[WRITTEN REQUEST] List each line of the entries below that contains the string "sadarahalli", treating uppercase and lowercase letters as distinct.

#####

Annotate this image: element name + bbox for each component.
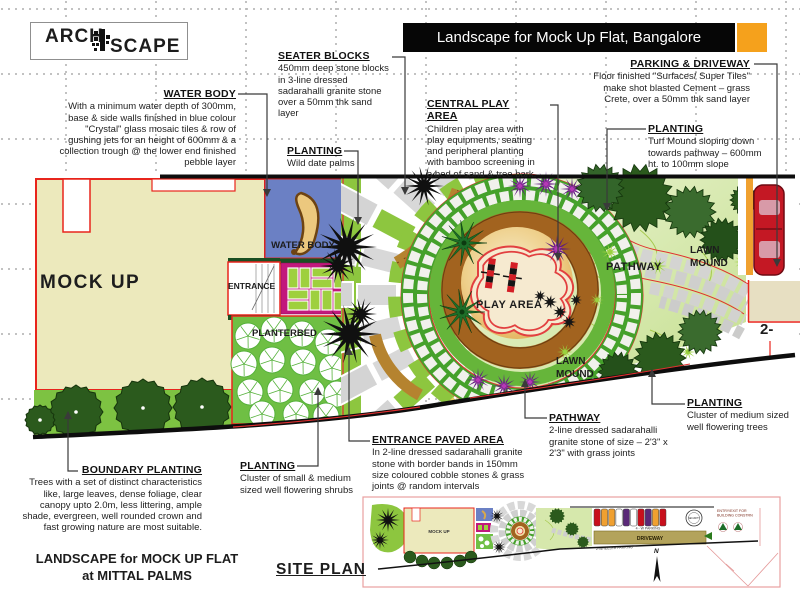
project-title-line1: LANDSCAPE for MOCK UP FLAT [26, 551, 248, 568]
archiscape-logo: ARCH SCAPE [30, 22, 188, 60]
inset-building-label: MOCK UP [428, 529, 449, 534]
note-planting-turf: PLANTING Turf Mound sloping down towards… [648, 123, 772, 170]
note-title: PATHWAY [549, 412, 671, 424]
plan-label-lawn-mound-upper: LAWN MOUND [690, 245, 740, 270]
note-planting-trees: PLANTING Cluster of medium sized well fl… [687, 397, 799, 433]
note-title: ENTRANCE PAVED AREA [372, 434, 532, 446]
note-body: Wild date palms [287, 158, 377, 169]
note-body: Cluster of medium sized well flowering t… [687, 410, 799, 432]
note-title: PLANTING [287, 145, 377, 157]
inset-security-stamp: SECURITY [688, 518, 700, 520]
plan-label-lawn-mound-lower: LAWN MOUND [556, 356, 606, 381]
note-seater-blocks: SEATER BLOCKS 450mm deep stone blocks in… [278, 50, 390, 119]
pixel-i-icon [92, 27, 110, 55]
inset-north-label: N [654, 548, 659, 555]
plan-label-building: MOCK UP [40, 272, 140, 294]
plan-label-entrance: ENTRANCE [228, 281, 280, 291]
project-title: LANDSCAPE for MOCK UP FLAT at MITTAL PAL… [26, 551, 248, 585]
note-entrance-paved: ENTRANCE PAVED AREA In 2-line dressed sa… [372, 434, 532, 492]
note-body: Trees with a set of distinct characteris… [18, 477, 202, 533]
plan-label-play-area: PLAY AREA [476, 299, 542, 311]
inset-entry-note-line1: ENTRY/EXIT FOR [717, 509, 747, 513]
note-title: PARKING & DRIVEWAY [575, 58, 750, 70]
inset-4w-parking-label: 4 - W PARKING [636, 527, 661, 531]
note-title: PLANTING [648, 123, 772, 135]
project-title-line2: at MITTAL PALMS [26, 568, 248, 585]
inset-driveway-label: DRIVEWAY [637, 536, 664, 542]
note-body: Cluster of small & medium sized well flo… [240, 473, 358, 495]
note-body: With a minimum water depth of 300mm, bas… [58, 101, 236, 168]
water-body-zone [265, 179, 345, 264]
note-title: WATER BODY [58, 88, 236, 100]
note-boundary-planting: BOUNDARY PLANTING Trees with a set of di… [18, 464, 202, 533]
note-title: CENTRAL PLAY AREA [427, 98, 539, 123]
note-body: 2-line dressed sadarahalli granite stone… [549, 425, 671, 459]
note-title: BOUNDARY PLANTING [18, 464, 202, 476]
orange-accent-square [737, 23, 767, 52]
title-banner: Landscape for Mock Up Flat, Bangalore [403, 23, 735, 52]
note-parking-driveway: PARKING & DRIVEWAY Floor finished "Surfa… [575, 58, 750, 105]
note-water-body: WATER BODY With a minimum water depth of… [58, 88, 236, 169]
plan-label-edge-note: 2- [760, 321, 773, 338]
note-body: In 2-line dressed sadarahalli granite st… [372, 447, 532, 492]
note-title: SEATER BLOCKS [278, 50, 390, 62]
note-pathway: PATHWAY 2-line dressed sadarahalli grani… [549, 412, 671, 459]
note-body: Floor finished "Surfaces/ Super Tiles" m… [575, 71, 750, 105]
note-title: PLANTING [240, 460, 358, 472]
note-body: 450mm deep stone blocks in 3-line dresse… [278, 63, 390, 119]
note-title: PLANTING [687, 397, 799, 409]
inset-entry-note-line2: BUILDING CONSTRN [717, 514, 753, 518]
plan-label-planterbed: PLANTERBED [252, 328, 317, 339]
site-plan-caption: SITE PLAN [276, 561, 366, 579]
plan-label-pathway: PATHWAY [606, 261, 662, 273]
site-plan-inset: MOCK UP 4 - W PARKING DRIVEWAY 2-WHEELER… [363, 497, 780, 587]
note-body: Turf Mound sloping down towards pathway … [648, 136, 772, 170]
note-planting-shrubs: PLANTING Cluster of small & medium sized… [240, 460, 358, 496]
note-central-play-area: CENTRAL PLAY AREA Children play area wit… [427, 98, 539, 180]
plan-label-water-body: WATER BODY [261, 240, 345, 251]
logo-text-scape: SCAPE [110, 36, 180, 58]
note-body: Children play area with play equipments,… [427, 124, 539, 180]
note-planting-palms: PLANTING Wild date palms [287, 145, 377, 170]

#####

[CORRECT OUTPUT]
note-body: 2-line dressed sadarahalli granite stone… [549, 425, 671, 459]
note-body: In 2-line dressed sadarahalli granite st… [372, 447, 532, 492]
note-pathway: PATHWAY 2-line dressed sadarahalli grani… [549, 412, 671, 459]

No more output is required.